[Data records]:
..............................

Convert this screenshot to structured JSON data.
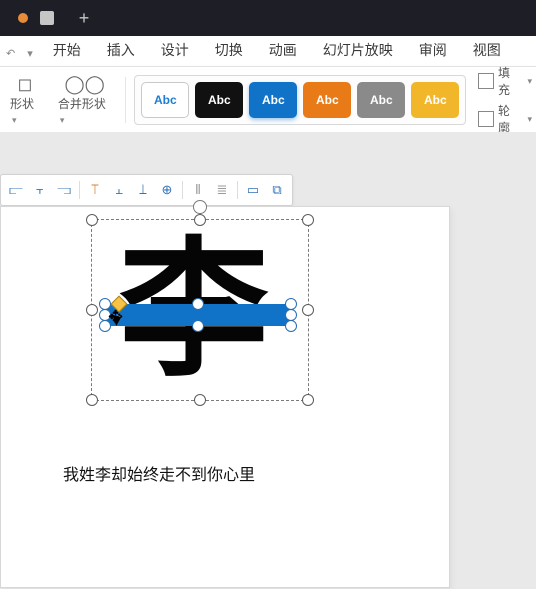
{
  "titlebar": {
    "new_tab_glyph": "+"
  },
  "menu": {
    "quick": {
      "undo_glyph": "↶",
      "drop_glyph": "▾"
    },
    "items": [
      {
        "label": "开始"
      },
      {
        "label": "插入"
      },
      {
        "label": "设计"
      },
      {
        "label": "切换"
      },
      {
        "label": "动画"
      },
      {
        "label": "幻灯片放映"
      },
      {
        "label": "审阅"
      },
      {
        "label": "视图"
      }
    ]
  },
  "ribbon": {
    "shape_btn": {
      "label": "形状",
      "caret": "▾"
    },
    "merge_btn": {
      "label": "合并形状",
      "caret": "▾",
      "glyph": "◯◯"
    },
    "chip_text": "Abc",
    "fill": {
      "label": "填充",
      "glyph": "◇",
      "caret": "▾"
    },
    "outline": {
      "label": "轮廓",
      "glyph": "▭",
      "caret": "▾"
    }
  },
  "float_toolbar": {
    "items": [
      {
        "glyph": "⫍",
        "name": "align-left"
      },
      {
        "glyph": "⫟",
        "name": "align-center-h"
      },
      {
        "glyph": "⫎",
        "name": "align-right"
      },
      {
        "glyph": "⟙",
        "name": "align-top",
        "cls": "ft-orange"
      },
      {
        "glyph": "⫠",
        "name": "align-middle-v"
      },
      {
        "glyph": "⟘",
        "name": "align-bottom"
      },
      {
        "glyph": "⊕",
        "name": "align-center-both"
      },
      {
        "glyph": "⫴",
        "name": "distribute-h",
        "cls": "ft-gray"
      },
      {
        "glyph": "≣",
        "name": "distribute-v",
        "cls": "ft-gray"
      },
      {
        "glyph": "▭",
        "name": "fit-slide"
      },
      {
        "glyph": "⧉",
        "name": "group"
      }
    ]
  },
  "slide": {
    "big_char": "李",
    "caption": "我姓李却始终走不到你心里"
  },
  "colors": {
    "accent_blue": "#1173c7",
    "accent_orange": "#e87a18",
    "accent_gold": "#f2b62a",
    "accent_gray": "#8a8a8a"
  }
}
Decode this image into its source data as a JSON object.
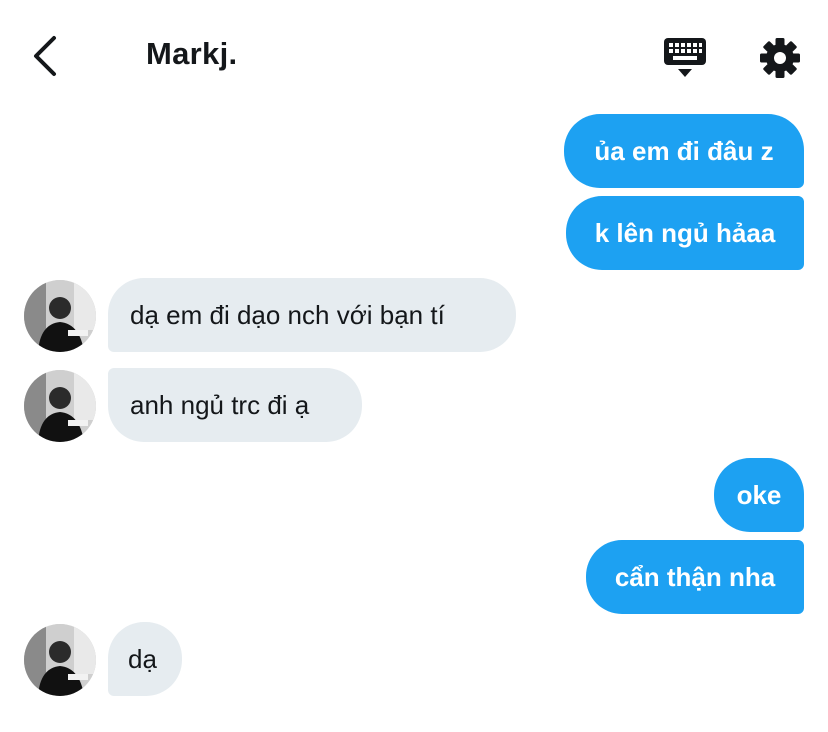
{
  "header": {
    "title": "Markj.",
    "back_icon": "chevron-left-icon",
    "keyboard_icon": "keyboard-icon",
    "settings_icon": "gear-icon"
  },
  "messages": [
    {
      "direction": "outgoing",
      "text": "ủa em đi đâu z"
    },
    {
      "direction": "outgoing",
      "text": "k lên ngủ hảaa"
    },
    {
      "direction": "incoming",
      "text": "dạ em đi dạo nch với bạn tí"
    },
    {
      "direction": "incoming",
      "text": "anh ngủ trc đi ạ"
    },
    {
      "direction": "outgoing",
      "text": "oke"
    },
    {
      "direction": "outgoing",
      "text": "cẩn thận nha"
    },
    {
      "direction": "incoming",
      "text": "dạ"
    }
  ],
  "colors": {
    "outgoing_bubble": "#1da1f2",
    "incoming_bubble": "#e6ecf0",
    "text_dark": "#14171a"
  }
}
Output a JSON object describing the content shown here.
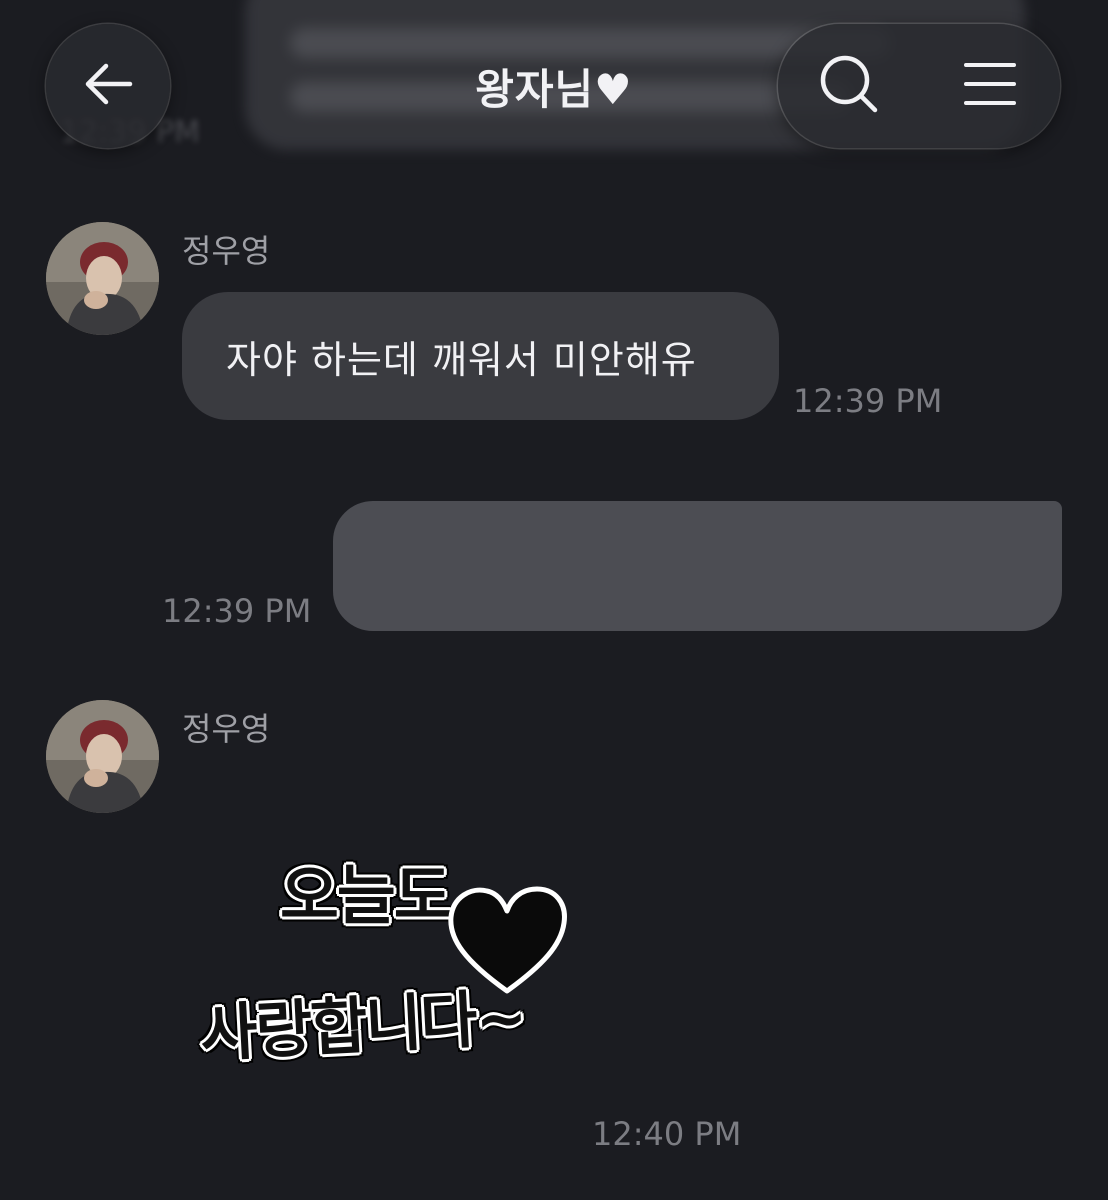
{
  "header": {
    "title": "왕자님♥",
    "back_icon": "arrow-left-icon",
    "search_icon": "search-icon",
    "menu_icon": "menu-icon"
  },
  "messages": [
    {
      "sender": "정우영",
      "text": "자야 하는데 깨워서 미안해유",
      "time": "12:39 PM",
      "direction": "incoming"
    },
    {
      "text": "",
      "time": "12:39 PM",
      "direction": "outgoing",
      "redacted": true
    },
    {
      "sender": "정우영",
      "sticker_line1": "오늘도",
      "sticker_line2": "사랑합니다~",
      "time": "12:40 PM",
      "direction": "incoming"
    }
  ],
  "colors": {
    "background": "#1b1c21",
    "incoming_bubble": "#3a3b40",
    "outgoing_bubble": "#4c4d53",
    "timestamp": "#7c7d83"
  }
}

..............................

[Written task]: Lines from the one that contains "Output a JSON" through the last line of the data above are to be extracted exactly, with no pictures and no other lines.

[The solution]:
Output a JSON object describing the content shown here.
{
  "header": {
    "title": "왕자님♥",
    "back_icon": "arrow-left-icon",
    "search_icon": "search-icon",
    "menu_icon": "menu-icon"
  },
  "messages": [
    {
      "sender": "정우영",
      "text": "자야 하는데 깨워서 미안해유",
      "time": "12:39 PM",
      "direction": "incoming"
    },
    {
      "text": "",
      "time": "12:39 PM",
      "direction": "outgoing",
      "redacted": true
    },
    {
      "sender": "정우영",
      "sticker_line1": "오늘도",
      "sticker_line2": "사랑합니다~",
      "time": "12:40 PM",
      "direction": "incoming"
    }
  ],
  "colors": {
    "background": "#1b1c21",
    "incoming_bubble": "#3a3b40",
    "outgoing_bubble": "#4c4d53",
    "timestamp": "#7c7d83"
  }
}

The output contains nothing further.